> Supplied material:
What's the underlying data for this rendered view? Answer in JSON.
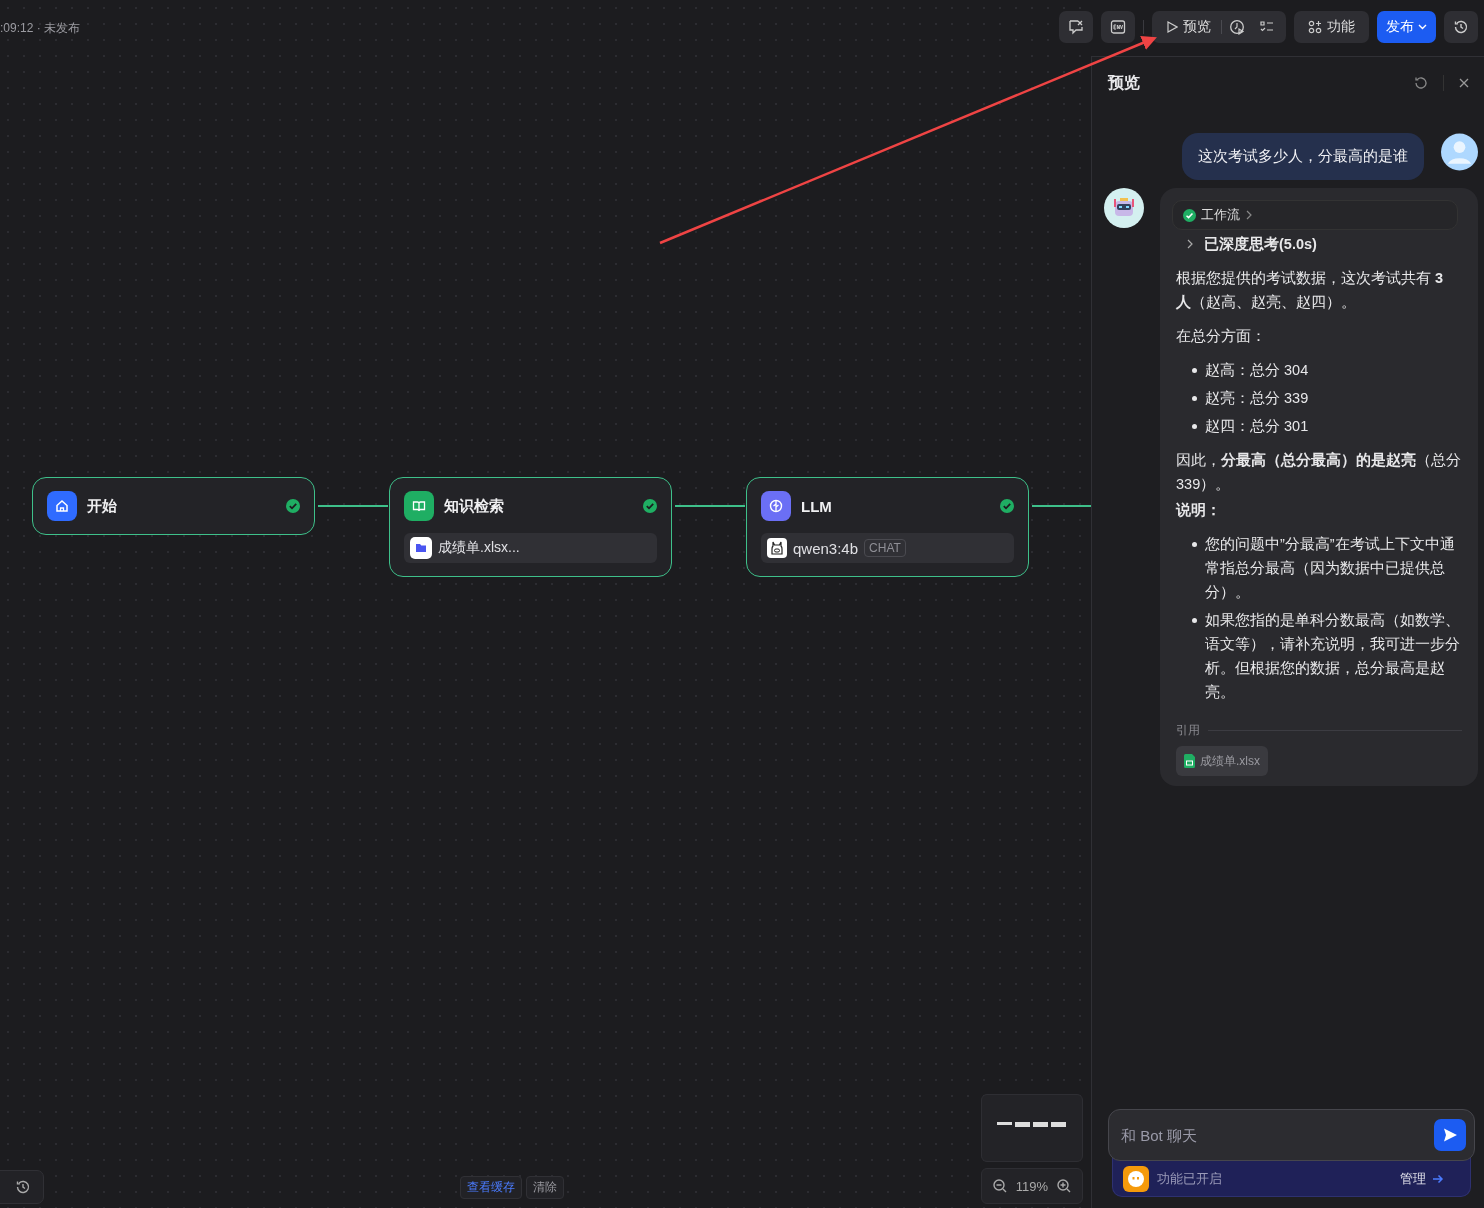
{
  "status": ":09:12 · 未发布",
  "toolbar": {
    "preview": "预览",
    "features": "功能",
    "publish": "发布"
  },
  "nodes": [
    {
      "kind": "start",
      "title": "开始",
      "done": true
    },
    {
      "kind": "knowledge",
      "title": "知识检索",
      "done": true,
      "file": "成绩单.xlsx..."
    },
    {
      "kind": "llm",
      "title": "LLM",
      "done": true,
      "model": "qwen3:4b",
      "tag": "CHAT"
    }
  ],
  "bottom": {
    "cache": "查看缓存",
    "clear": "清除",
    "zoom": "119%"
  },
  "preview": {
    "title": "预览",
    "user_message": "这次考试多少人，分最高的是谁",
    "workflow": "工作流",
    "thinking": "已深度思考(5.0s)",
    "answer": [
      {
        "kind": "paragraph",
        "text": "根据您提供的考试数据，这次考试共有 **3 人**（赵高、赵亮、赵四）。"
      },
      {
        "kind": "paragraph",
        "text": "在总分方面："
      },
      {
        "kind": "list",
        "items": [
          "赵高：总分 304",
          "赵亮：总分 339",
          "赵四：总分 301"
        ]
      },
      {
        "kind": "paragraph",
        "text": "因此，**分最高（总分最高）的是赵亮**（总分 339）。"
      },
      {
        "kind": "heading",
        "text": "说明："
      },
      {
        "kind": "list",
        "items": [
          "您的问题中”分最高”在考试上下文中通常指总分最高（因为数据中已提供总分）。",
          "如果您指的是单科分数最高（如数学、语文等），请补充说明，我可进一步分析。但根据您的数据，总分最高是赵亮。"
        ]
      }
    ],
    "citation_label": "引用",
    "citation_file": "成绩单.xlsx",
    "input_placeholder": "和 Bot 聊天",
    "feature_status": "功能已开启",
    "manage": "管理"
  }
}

> Set problem:
Copy each line exactly, and leave the pictures out of your copy.

> Output for this task:
What's the underlying data for this rendered view? Answer in JSON.
{
  "status": ":09:12 · 未发布",
  "toolbar": {
    "preview": "预览",
    "features": "功能",
    "publish": "发布"
  },
  "nodes": [
    {
      "kind": "start",
      "title": "开始",
      "done": true
    },
    {
      "kind": "knowledge",
      "title": "知识检索",
      "done": true,
      "file": "成绩单.xlsx..."
    },
    {
      "kind": "llm",
      "title": "LLM",
      "done": true,
      "model": "qwen3:4b",
      "tag": "CHAT"
    }
  ],
  "bottom": {
    "cache": "查看缓存",
    "clear": "清除",
    "zoom": "119%"
  },
  "preview": {
    "title": "预览",
    "user_message": "这次考试多少人，分最高的是谁",
    "workflow": "工作流",
    "thinking": "已深度思考(5.0s)",
    "answer": [
      {
        "kind": "paragraph",
        "text": "根据您提供的考试数据，这次考试共有 **3 人**（赵高、赵亮、赵四）。"
      },
      {
        "kind": "paragraph",
        "text": "在总分方面："
      },
      {
        "kind": "list",
        "items": [
          "赵高：总分 304",
          "赵亮：总分 339",
          "赵四：总分 301"
        ]
      },
      {
        "kind": "paragraph",
        "text": "因此，**分最高（总分最高）的是赵亮**（总分 339）。"
      },
      {
        "kind": "heading",
        "text": "说明："
      },
      {
        "kind": "list",
        "items": [
          "您的问题中”分最高”在考试上下文中通常指总分最高（因为数据中已提供总分）。",
          "如果您指的是单科分数最高（如数学、语文等），请补充说明，我可进一步分析。但根据您的数据，总分最高是赵亮。"
        ]
      }
    ],
    "citation_label": "引用",
    "citation_file": "成绩单.xlsx",
    "input_placeholder": "和 Bot 聊天",
    "feature_status": "功能已开启",
    "manage": "管理"
  }
}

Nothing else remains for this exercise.